EXTRACTED ENTRIES section start

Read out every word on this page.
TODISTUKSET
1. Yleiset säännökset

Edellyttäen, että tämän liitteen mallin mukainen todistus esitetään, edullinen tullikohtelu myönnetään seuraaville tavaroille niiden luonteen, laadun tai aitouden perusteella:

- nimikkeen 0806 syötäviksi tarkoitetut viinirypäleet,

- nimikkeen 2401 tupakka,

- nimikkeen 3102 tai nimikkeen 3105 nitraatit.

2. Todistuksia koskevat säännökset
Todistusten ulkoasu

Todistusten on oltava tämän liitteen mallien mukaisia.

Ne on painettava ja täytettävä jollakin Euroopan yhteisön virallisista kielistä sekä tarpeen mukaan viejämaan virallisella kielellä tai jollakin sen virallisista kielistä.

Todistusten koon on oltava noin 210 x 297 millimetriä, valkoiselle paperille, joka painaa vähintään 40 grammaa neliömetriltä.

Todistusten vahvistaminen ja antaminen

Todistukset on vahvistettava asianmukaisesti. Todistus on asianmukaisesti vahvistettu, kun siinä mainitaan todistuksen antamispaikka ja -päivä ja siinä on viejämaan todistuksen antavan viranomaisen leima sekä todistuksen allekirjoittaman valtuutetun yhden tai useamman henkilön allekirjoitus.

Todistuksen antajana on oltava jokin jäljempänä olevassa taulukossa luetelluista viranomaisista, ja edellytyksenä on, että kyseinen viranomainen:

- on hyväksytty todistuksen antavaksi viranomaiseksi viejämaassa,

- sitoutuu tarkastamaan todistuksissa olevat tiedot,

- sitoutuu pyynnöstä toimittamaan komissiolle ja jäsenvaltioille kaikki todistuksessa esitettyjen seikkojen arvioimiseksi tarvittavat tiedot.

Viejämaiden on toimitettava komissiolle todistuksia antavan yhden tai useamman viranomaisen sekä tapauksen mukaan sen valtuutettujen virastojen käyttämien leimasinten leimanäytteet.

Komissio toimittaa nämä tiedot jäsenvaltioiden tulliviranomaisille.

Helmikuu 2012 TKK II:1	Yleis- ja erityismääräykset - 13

EXTRACTED ENTRIES section end

* _PROBLEM REQUIREMENTS_: From the entries above, pull out each line that includes "mukaan".

* _ANSWER TO THIS EXERCISE_:
Ne on painettava ja täytettävä jollakin Euroopan yhteisön virallisista kielistä sekä tarpeen mukaan viejämaan virallisella kielellä tai jollakin sen virallisista kielistä.
Viejämaiden on toimitettava komissiolle todistuksia antavan yhden tai useamman viranomaisen sekä tapauksen mukaan sen valtuutettujen virastojen käyttämien leimasinten leimanäytteet.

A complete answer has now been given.